[begin Entries]

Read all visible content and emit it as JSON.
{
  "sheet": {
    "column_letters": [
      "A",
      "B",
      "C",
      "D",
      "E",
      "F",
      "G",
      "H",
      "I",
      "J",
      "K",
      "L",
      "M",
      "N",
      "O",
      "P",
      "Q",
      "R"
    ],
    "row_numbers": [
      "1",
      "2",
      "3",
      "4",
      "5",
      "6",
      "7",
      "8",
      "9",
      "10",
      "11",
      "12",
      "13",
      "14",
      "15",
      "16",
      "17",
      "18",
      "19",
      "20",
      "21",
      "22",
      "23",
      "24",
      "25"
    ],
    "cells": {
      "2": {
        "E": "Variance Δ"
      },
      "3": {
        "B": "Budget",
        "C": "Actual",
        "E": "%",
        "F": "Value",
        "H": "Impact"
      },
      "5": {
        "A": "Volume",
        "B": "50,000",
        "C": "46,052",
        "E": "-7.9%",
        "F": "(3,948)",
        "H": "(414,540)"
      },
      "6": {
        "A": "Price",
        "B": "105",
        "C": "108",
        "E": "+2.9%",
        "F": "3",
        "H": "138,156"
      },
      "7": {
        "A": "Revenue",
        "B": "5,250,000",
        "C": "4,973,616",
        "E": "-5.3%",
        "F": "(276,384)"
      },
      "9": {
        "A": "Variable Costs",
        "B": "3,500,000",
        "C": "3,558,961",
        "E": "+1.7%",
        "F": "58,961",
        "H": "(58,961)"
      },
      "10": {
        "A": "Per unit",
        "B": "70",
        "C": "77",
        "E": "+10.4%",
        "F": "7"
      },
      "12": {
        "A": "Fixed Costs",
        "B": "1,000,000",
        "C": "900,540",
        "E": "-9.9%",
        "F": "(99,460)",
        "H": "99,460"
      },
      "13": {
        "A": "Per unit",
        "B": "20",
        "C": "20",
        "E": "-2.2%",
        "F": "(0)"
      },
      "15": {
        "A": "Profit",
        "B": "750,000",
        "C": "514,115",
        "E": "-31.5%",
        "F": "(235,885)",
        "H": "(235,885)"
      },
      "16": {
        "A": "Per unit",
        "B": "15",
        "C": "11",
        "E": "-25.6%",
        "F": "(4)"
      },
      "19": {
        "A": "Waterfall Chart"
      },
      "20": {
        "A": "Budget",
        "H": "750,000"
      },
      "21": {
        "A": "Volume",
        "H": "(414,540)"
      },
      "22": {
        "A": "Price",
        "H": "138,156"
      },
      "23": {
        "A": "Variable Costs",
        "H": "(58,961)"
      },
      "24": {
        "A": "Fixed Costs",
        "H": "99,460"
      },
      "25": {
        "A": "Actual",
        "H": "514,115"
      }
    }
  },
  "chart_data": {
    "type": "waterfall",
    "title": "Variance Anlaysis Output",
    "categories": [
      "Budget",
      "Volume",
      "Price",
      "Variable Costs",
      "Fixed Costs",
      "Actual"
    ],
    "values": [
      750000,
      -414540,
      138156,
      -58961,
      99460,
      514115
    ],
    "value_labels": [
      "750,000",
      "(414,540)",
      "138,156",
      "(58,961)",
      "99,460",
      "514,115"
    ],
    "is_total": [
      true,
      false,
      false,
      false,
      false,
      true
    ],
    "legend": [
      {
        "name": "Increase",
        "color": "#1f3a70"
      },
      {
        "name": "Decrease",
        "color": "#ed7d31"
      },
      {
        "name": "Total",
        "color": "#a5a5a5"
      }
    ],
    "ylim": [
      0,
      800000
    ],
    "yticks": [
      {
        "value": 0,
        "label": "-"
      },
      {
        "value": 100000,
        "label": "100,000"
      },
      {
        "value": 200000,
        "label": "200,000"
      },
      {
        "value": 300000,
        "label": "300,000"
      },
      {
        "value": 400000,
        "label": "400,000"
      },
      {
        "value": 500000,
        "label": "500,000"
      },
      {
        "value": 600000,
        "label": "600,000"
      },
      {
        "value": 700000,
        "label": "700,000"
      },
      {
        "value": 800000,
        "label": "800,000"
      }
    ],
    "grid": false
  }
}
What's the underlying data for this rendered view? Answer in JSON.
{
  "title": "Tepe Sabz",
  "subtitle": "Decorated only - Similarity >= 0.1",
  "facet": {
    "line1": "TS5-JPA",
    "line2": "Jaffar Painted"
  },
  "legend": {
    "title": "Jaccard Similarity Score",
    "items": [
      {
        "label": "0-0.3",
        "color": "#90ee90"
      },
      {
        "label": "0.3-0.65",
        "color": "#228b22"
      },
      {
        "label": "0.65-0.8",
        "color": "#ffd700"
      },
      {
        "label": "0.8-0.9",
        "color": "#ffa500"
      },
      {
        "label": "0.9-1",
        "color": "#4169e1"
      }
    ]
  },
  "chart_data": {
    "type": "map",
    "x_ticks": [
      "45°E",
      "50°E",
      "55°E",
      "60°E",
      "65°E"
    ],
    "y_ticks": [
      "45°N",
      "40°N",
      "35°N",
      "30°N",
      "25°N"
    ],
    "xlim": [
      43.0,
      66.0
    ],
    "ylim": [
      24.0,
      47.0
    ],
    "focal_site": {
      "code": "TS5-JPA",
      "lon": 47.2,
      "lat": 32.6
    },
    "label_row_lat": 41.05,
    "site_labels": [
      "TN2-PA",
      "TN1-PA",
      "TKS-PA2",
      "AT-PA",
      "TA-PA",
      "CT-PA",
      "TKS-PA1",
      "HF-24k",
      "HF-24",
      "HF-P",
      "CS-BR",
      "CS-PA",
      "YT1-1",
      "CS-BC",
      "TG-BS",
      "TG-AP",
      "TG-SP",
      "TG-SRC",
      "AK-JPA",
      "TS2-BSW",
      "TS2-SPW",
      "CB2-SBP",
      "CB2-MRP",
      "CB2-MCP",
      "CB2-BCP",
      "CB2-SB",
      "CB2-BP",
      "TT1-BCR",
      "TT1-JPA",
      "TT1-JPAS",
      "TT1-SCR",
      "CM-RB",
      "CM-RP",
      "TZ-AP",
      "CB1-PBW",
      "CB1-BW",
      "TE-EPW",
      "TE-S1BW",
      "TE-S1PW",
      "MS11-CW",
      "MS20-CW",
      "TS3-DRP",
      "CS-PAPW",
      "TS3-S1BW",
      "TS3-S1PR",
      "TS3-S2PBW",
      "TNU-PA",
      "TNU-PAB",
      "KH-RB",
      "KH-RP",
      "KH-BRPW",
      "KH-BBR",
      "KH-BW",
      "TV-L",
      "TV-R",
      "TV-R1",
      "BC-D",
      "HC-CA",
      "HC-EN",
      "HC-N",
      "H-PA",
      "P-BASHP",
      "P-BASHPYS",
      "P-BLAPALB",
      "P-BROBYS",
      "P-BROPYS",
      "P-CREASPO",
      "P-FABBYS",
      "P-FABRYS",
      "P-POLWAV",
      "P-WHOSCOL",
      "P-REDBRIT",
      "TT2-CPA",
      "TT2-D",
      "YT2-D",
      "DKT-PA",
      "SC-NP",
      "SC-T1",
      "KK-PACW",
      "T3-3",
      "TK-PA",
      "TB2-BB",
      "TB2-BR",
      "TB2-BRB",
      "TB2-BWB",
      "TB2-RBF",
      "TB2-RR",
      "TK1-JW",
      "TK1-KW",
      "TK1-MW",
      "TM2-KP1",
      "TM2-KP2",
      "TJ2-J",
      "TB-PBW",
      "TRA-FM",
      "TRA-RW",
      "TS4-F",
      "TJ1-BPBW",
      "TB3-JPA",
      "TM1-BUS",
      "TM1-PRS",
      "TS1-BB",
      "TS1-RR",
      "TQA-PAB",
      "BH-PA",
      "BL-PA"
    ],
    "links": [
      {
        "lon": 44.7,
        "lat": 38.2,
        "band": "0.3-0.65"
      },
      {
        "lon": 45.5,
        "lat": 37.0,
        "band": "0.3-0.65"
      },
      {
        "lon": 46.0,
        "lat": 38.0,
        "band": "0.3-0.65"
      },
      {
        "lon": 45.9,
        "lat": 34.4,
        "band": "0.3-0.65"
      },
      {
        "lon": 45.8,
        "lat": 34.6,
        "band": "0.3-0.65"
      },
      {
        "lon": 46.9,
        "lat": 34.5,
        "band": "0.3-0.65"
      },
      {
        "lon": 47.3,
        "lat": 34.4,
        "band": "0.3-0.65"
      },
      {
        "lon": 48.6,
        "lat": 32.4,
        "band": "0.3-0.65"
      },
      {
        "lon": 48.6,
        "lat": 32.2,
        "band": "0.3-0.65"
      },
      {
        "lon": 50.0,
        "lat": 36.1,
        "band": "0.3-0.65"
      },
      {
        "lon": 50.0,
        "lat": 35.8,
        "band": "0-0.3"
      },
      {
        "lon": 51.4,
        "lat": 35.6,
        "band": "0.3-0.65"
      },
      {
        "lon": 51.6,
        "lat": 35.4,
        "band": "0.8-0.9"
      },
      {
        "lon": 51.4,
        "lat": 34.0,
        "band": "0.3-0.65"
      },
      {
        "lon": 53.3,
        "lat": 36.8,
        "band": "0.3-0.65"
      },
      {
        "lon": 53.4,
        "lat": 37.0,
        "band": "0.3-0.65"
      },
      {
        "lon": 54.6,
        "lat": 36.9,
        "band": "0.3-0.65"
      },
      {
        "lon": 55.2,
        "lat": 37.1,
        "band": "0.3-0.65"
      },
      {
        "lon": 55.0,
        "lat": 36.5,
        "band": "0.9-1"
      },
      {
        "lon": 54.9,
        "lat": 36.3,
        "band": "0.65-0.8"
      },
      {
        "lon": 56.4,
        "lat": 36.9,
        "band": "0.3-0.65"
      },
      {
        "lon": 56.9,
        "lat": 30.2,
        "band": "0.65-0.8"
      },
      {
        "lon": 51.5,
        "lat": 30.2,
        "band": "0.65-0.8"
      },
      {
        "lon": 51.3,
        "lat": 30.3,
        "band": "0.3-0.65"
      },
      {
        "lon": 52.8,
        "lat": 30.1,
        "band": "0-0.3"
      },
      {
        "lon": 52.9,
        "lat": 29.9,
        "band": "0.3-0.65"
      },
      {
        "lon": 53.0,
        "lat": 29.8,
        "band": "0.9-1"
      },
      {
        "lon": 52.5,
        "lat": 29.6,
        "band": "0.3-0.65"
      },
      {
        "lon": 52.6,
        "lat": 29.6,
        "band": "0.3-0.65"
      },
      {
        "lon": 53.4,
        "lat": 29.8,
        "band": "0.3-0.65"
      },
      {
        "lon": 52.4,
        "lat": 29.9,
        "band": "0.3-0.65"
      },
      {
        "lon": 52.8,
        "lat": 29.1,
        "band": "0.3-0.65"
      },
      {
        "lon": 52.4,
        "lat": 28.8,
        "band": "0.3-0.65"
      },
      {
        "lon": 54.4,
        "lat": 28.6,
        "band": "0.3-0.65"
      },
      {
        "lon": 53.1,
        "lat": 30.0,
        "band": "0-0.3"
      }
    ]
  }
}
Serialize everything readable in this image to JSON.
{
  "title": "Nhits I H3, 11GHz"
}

[end Entries]

■ **Aim**:
Output exactly the lines above, from the one holding "Serialize everything readable" through the end of the data, including the first and last.

■ **The solution**:
Serialize everything readable in this image to JSON.
{
  "title": "Nhits I H3, 11GHz"
}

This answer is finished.